**Source records:**
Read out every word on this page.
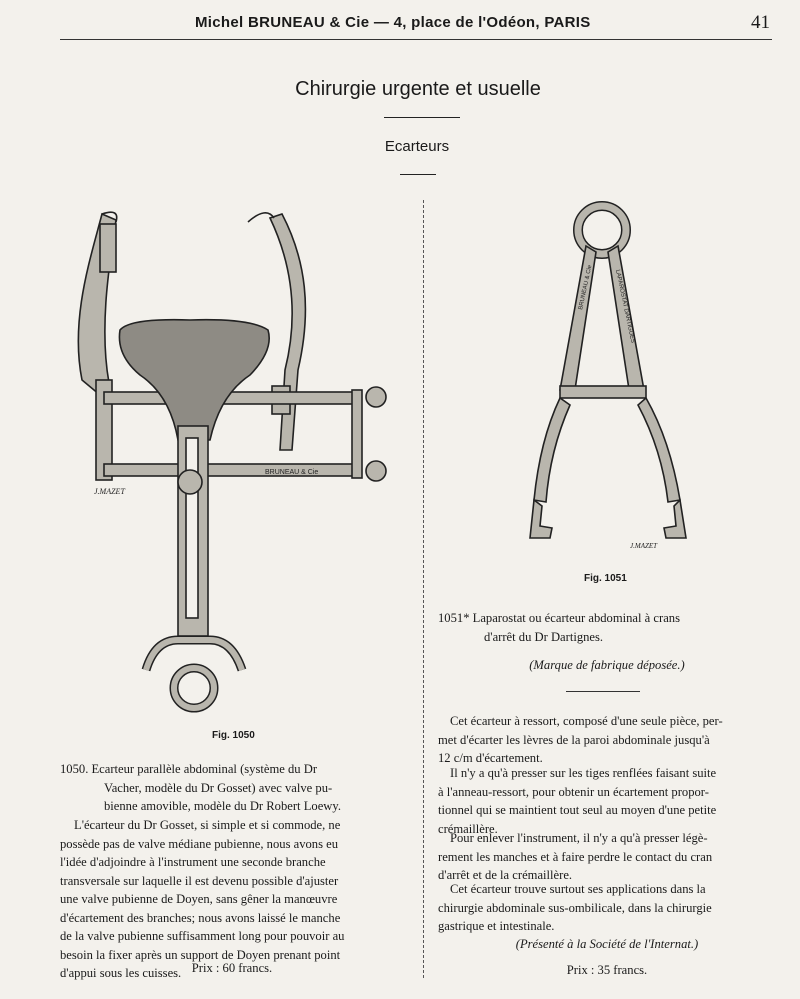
Michel BRUNEAU & Cie — 4, place de l'Odéon, PARIS	41
Chirurgie urgente et usuelle
Ecarteurs
BRUNEAU & Cie
J.MAZET
Fig. 1050
BRUNEAU & Cie	LAPAROSTAT DARTIGUES
J.MAZET
Fig. 1051
1050. Ecarteur parallèle abdominal (système du Dr
Vacher, modèle du Dr Gosset) avec valve pu-
bienne amovible, modèle du Dr Robert Loewy.
L'écarteur du Dr Gosset, si simple et si commode, ne
possède pas de valve médiane pubienne, nous avons eu
l'idée d'adjoindre à l'instrument une seconde branche
transversale sur laquelle il est devenu possible d'ajuster
une valve pubienne de Doyen, sans gêner la manœuvre
d'écartement des branches; nous avons laissé le manche
de la valve pubienne suffisamment long pour pouvoir au
besoin la fixer après un support de Doyen prenant point
d'appui sous les cuisses. Prix : 60 francs.
1051* Laparostat ou écarteur abdominal à crans
d'arrêt du Dr Dartignes.
(Marque de fabrique déposée.)
Cet écarteur à ressort, composé d'une seule pièce, per-
met d'écarter les lèvres de la paroi abdominale jusqu'à
12 c/m d'écartement.
Il n'y a qu'à presser sur les tiges renflées faisant suite
à l'anneau-ressort, pour obtenir un écartement propor-
tionnel qui se maintient tout seul au moyen d'une petite
crémaillère.
Pour enlever l'instrument, il n'y a qu'à presser légè-
rement les manches et à faire perdre le contact du cran
d'arrêt et de la crémaillère.
Cet écarteur trouve surtout ses applications dans la
chirurgie abdominale sus-ombilicale, dans la chirurgie
gastrique et intestinale.
(Présenté à la Société de l'Internat.)
Prix : 35 francs.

**Goal of the exercise:**
Output an exact copy of the material, with the pictures removed.

**Full response:**
Read out every word on this page.
Michel BRUNEAU & Cie — 4, place de l'Odéon, PARIS	41
Chirurgie urgente et usuelle
Ecarteurs
BRUNEAU & Cie
J.MAZET
Fig. 1050
BRUNEAU & Cie	LAPAROSTAT DARTIGUES
J.MAZET
Fig. 1051
1050. Ecarteur parallèle abdominal (système du Dr
Vacher, modèle du Dr Gosset) avec valve pu-
bienne amovible, modèle du Dr Robert Loewy.
L'écarteur du Dr Gosset, si simple et si commode, ne
possède pas de valve médiane pubienne, nous avons eu
l'idée d'adjoindre à l'instrument une seconde branche
transversale sur laquelle il est devenu possible d'ajuster
une valve pubienne de Doyen, sans gêner la manœuvre
d'écartement des branches; nous avons laissé le manche
de la valve pubienne suffisamment long pour pouvoir au
besoin la fixer après un support de Doyen prenant point
d'appui sous les cuisses. Prix : 60 francs.
1051* Laparostat ou écarteur abdominal à crans
d'arrêt du Dr Dartignes.
(Marque de fabrique déposée.)
Cet écarteur à ressort, composé d'une seule pièce, per-
met d'écarter les lèvres de la paroi abdominale jusqu'à
12 c/m d'écartement.
Il n'y a qu'à presser sur les tiges renflées faisant suite
à l'anneau-ressort, pour obtenir un écartement propor-
tionnel qui se maintient tout seul au moyen d'une petite
crémaillère.
Pour enlever l'instrument, il n'y a qu'à presser légè-
rement les manches et à faire perdre le contact du cran
d'arrêt et de la crémaillère.
Cet écarteur trouve surtout ses applications dans la
chirurgie abdominale sus-ombilicale, dans la chirurgie
gastrique et intestinale.
(Présenté à la Société de l'Internat.)
Prix : 35 francs.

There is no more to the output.